| GIVEN TASK |
Give every line back verbatim, dropping all images.
— Begin MATERIAL FOR THIS TASK —
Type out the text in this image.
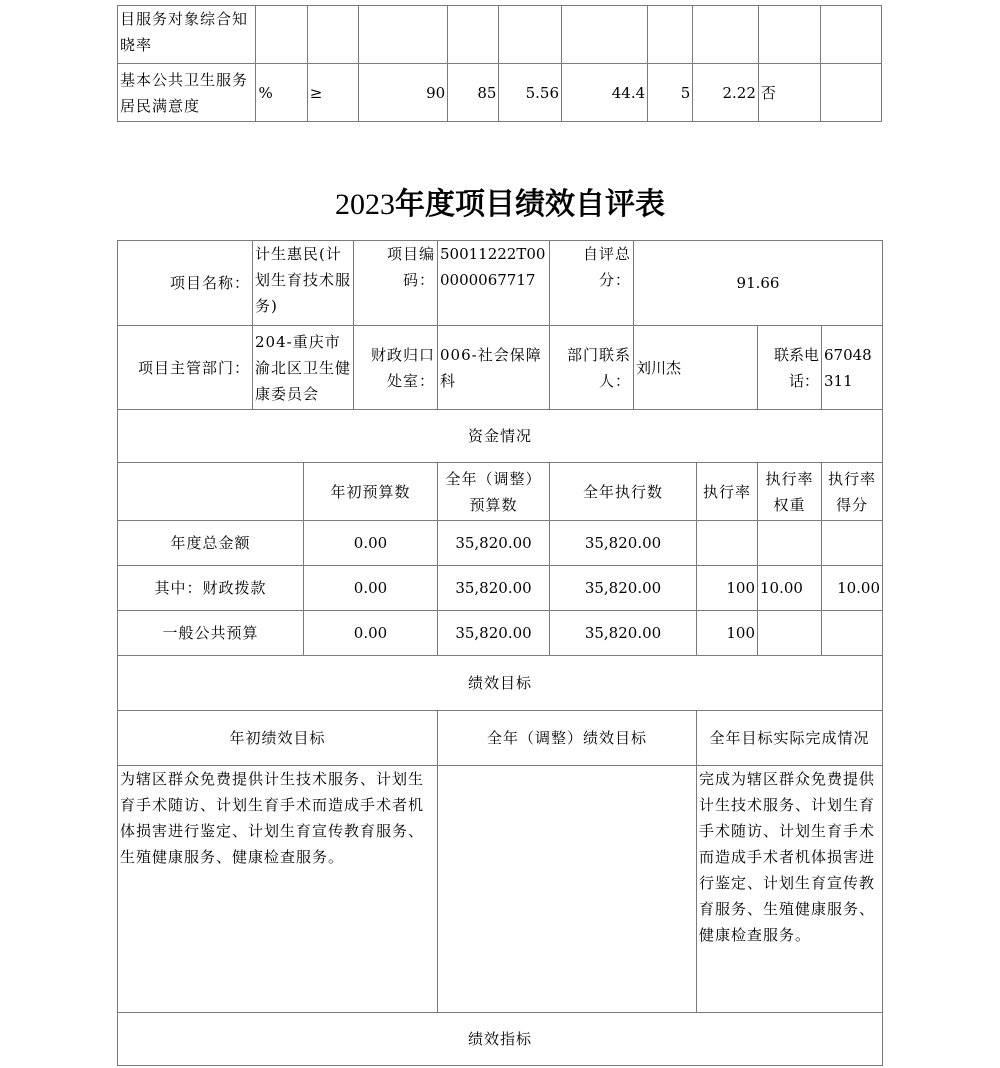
目服务对象综合知晓率										
基本公共卫生服务居民满意度	%	≥	90	85	5.56	44.4	5	2.22	否	
2023年度项目绩效自评表
项目名称：	计生惠民(计划生育技术服务)		项目编码：	50011222T000000067717	自评总分：	91.66			
项目主管部门：	204-重庆市渝北区卫生健康委员会		财政归口处室：	006-社会保障科	部门联系人：	刘川杰		联系电话：	67048311
资金情况									
		年初预算数		全年（调整）预算数	全年执行数		执行率	执行率权重	执行率得分
年度总金额		0.00		35,820.00	35,820.00				
其中：财政拨款		0.00		35,820.00	35,820.00		100	10.00	10.00
一般公共预算		0.00		35,820.00	35,820.00		100		
绩效目标									
年初绩效目标				全年（调整）绩效目标			全年目标实际完成情况		
为辖区群众免费提供计生技术服务、计划生育手术随访、计划生育手术而造成手术者机体损害进行鉴定、计划生育宣传教育服务、生殖健康服务、健康检查服务。							完成为辖区群众免费提供计生技术服务、计划生育手术随访、计划生育手术而造成手术者机体损害进行鉴定、计划生育宣传教育服务、生殖健康服务、健康检查服务。		
绩效指标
— End MATERIAL FOR THIS TASK —
| SOLUTION FOR THIS PROBLEM |
Type out the text in this image.
目服务对象综合知晓率										
基本公共卫生服务居民满意度	%	≥	90	85	5.56	44.4	5	2.22	否	
2023年度项目绩效自评表
项目名称：	计生惠民(计划生育技术服务)		项目编码：	50011222T000000067717	自评总分：	91.66			
项目主管部门：	204-重庆市渝北区卫生健康委员会		财政归口处室：	006-社会保障科	部门联系人：	刘川杰		联系电话：	67048311
资金情况									
		年初预算数		全年（调整）预算数	全年执行数		执行率	执行率权重	执行率得分
年度总金额		0.00		35,820.00	35,820.00				
其中：财政拨款		0.00		35,820.00	35,820.00		100	10.00	10.00
一般公共预算		0.00		35,820.00	35,820.00		100		
绩效目标									
年初绩效目标				全年（调整）绩效目标			全年目标实际完成情况		
为辖区群众免费提供计生技术服务、计划生育手术随访、计划生育手术而造成手术者机体损害进行鉴定、计划生育宣传教育服务、生殖健康服务、健康检查服务。							完成为辖区群众免费提供计生技术服务、计划生育手术随访、计划生育手术而造成手术者机体损害进行鉴定、计划生育宣传教育服务、生殖健康服务、健康检查服务。		
绩效指标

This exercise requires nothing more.